+++ Texte fourni +++

Dossier | L'entreprise à l'épreuve du XXIe siècle
Vous avez dit « matérialité » ? Friedman vs. Freeman, deux visions de l’entreprise

Dans les coulisses des régulations internationales se joue un débat comptable entre la simple et la double matérialité. Loin d’être anecdotique, il révèle une opposition frontale sur la notion même d’entreprise. Simple chose des actionnaires comme le prétend Milton Friedman, ou au contraire acteur sociétal redevable de ses choix devant l’ensemble des parties prenantes comme le prétend Edward Freeman ?
Jusqu’à une époque récente, lorsque le terme de matérialité était abordé en comptabilité, il faisait référence à la matérialité « financière ». Derrière cette notion, il s’agissait d’évaluer l’impact des perturbations de l’environnement d’une entreprise sur ses performances financières. Par exemple, comment le changement climatique modifie sa rentabilité. L’objectif était de montrer la capacité de l’organisation à gérer les risques qu’elle court, autrement dit sa résilience financière. Cette prise en compte est faite techniquement par l’enregistrement de provisions pour risques ou de dettes éventuelles.
Désormais, cette prise en compte des relations de l’entreprise avec son environnement (la Société, le climat, la biodiversité, l’eau, les ressources marines…) est étendue aux impacts potentiellement significatifs de son activité sur cet environnement. C’est-à-dire l’effet inverse : comment l’entreprise modifie elle-même son environnement. À la matérialité financière que l’on qualifie maintenant de « simple », on ajoute donc une « matérialité socio-environnementale », dite encore « matérialité d’impact », en référence à l’impact de l’entreprise sur son environnement. On parle alors de double matérialité, financière et d’impact.
Cette émergence récente d’une double matérialité comptable fait débat entre le normalisateur comptable international, l’IASB (International Accounting Standards Board) et l’Union européenne (UE). Elle fait débat parce qu’elle remet en cause la conception même de l’entreprise.
La matérialité selon le normalisateur comptable international
Dans sa conception « traditionnelle », l’entreprise est considérée comme la chose de ses actionnaires, des investisseurs boursiers si elle est cotée. Comme l’écrivait en 1970 l’économiste Milton Friedman dans un article célèbre1 : elle n’est responsable que devant eux, et eux seuls. En conséquence, sa comptabilité a pour principal objet de leur rendre compte des performances qui les intéressent, à savoir les performances financières. Il est donc logique que cette comptabilité prenne en compte l’impact sur son résultat financier des risques que lui fait courir son environnement, et fasse ainsi de la matérialité financière son Graal.

+++ Entrées fournies +++

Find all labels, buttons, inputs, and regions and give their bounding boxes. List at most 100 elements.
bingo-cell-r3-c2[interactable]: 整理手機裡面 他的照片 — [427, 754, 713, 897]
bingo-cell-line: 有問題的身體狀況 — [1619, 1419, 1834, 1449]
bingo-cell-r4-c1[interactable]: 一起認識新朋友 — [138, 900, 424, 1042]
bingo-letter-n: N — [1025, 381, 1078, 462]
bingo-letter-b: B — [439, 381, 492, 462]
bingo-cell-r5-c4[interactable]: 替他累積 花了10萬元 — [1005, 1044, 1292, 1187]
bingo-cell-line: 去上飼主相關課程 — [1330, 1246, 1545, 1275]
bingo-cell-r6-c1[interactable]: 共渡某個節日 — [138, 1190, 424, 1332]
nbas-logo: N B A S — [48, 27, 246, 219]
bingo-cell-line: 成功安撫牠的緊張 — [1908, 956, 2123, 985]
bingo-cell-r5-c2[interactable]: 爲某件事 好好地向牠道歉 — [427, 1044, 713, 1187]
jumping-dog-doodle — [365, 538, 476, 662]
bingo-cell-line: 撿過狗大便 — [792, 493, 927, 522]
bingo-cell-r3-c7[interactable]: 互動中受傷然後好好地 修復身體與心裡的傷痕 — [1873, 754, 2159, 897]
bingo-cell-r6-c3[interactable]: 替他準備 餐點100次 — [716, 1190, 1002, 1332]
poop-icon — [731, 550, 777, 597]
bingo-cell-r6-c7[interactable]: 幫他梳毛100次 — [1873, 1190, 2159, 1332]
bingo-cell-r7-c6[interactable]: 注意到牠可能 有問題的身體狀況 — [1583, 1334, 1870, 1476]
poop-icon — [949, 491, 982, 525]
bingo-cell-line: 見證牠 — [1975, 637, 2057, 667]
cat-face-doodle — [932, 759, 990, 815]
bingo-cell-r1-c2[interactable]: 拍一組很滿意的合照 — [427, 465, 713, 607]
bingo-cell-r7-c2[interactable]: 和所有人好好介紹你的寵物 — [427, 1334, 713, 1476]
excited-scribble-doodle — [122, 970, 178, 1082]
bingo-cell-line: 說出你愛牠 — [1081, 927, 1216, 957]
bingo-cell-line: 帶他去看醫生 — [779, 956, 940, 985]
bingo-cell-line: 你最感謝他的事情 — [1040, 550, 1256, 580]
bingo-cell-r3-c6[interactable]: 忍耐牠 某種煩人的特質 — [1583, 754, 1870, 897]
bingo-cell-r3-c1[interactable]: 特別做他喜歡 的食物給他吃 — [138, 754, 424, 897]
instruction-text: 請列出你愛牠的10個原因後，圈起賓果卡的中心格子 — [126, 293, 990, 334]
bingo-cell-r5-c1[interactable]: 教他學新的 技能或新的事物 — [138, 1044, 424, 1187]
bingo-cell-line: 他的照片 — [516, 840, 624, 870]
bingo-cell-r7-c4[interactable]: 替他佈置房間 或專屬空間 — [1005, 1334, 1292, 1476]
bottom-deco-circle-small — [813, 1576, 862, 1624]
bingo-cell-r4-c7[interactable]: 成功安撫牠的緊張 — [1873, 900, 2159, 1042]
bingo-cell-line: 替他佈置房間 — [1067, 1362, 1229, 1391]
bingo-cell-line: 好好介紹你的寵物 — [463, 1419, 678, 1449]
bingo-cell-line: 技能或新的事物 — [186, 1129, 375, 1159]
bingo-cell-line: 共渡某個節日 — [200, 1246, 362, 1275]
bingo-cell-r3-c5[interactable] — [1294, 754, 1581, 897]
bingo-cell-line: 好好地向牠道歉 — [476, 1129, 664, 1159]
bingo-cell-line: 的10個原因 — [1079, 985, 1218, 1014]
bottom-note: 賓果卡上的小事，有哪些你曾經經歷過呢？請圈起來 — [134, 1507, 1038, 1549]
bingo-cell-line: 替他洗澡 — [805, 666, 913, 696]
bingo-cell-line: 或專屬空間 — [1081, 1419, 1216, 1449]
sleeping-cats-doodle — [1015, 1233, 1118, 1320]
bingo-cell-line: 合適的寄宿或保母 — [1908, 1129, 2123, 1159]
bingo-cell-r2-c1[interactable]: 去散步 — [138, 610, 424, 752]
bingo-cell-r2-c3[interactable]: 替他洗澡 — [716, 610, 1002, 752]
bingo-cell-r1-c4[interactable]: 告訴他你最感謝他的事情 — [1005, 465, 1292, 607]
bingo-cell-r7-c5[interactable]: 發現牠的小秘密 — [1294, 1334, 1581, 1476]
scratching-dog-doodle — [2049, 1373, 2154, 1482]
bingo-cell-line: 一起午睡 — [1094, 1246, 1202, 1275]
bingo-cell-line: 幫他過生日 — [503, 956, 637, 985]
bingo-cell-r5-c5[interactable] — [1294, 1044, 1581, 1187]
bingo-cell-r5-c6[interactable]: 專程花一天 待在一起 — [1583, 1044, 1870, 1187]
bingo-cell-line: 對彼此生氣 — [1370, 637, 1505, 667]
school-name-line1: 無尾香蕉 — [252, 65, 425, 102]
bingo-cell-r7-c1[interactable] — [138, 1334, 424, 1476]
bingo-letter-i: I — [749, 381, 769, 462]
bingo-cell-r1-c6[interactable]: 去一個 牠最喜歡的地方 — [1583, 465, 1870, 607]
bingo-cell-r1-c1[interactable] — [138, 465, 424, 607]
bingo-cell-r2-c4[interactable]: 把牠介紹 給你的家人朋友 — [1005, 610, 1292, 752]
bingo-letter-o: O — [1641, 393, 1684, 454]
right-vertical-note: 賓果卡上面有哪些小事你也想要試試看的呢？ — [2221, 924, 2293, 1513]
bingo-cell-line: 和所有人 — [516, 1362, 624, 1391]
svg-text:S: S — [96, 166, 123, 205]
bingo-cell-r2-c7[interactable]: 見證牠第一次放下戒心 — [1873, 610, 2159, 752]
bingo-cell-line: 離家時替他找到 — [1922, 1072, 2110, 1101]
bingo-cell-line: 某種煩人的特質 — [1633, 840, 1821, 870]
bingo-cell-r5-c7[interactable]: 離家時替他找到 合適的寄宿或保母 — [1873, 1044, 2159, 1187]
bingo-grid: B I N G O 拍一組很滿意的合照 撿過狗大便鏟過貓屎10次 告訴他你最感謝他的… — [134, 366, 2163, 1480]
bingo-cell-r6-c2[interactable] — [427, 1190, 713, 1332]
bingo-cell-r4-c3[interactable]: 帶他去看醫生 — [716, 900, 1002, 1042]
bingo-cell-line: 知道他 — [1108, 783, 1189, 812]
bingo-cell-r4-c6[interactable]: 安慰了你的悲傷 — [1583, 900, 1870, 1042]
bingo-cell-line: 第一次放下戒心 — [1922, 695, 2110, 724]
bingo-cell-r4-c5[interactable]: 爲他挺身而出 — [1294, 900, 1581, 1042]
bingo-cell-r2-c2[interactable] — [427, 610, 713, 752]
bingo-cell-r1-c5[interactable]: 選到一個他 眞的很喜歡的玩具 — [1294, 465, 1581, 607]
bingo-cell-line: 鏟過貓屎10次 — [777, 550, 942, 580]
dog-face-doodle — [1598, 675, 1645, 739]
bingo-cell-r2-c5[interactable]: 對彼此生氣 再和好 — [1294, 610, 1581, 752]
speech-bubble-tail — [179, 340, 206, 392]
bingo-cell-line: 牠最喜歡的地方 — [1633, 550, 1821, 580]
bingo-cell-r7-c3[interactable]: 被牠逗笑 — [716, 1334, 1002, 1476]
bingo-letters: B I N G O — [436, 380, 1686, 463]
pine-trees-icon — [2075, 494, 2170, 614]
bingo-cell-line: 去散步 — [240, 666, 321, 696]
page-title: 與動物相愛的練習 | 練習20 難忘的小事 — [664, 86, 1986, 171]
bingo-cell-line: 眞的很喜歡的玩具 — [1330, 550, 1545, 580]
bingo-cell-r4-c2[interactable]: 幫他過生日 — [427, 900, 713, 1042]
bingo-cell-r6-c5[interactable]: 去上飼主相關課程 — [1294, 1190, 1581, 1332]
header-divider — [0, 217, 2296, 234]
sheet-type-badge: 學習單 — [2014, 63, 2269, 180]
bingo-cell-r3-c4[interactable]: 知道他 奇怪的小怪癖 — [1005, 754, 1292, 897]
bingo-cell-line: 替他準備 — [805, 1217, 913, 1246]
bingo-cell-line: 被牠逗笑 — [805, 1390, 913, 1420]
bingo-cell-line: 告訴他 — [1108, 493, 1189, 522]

+++

Transcrivez fidèlement le passage du texte sur la matérialité comptable qui s'ouvre sur les mots contenant « Dossier | L'entreprise » et se clôt sur « Edward Freeman ? ». Ces entrées n'ont aucun rapport avec le texte.

■ Corrigé
Dossier | L'entreprise à l'épreuve du XXIe siècle
Vous avez dit « matérialité » ? Friedman vs. Freeman, deux visions de l’entreprise

Dans les coulisses des régulations internationales se joue un débat comptable entre la simple et la double matérialité. Loin d’être anecdotique, il révèle une opposition frontale sur la notion même d’entreprise. Simple chose des actionnaires comme le prétend Milton Friedman, ou au contraire acteur sociétal redevable de ses choix devant l’ensemble des parties prenantes comme le prétend Edward Freeman ?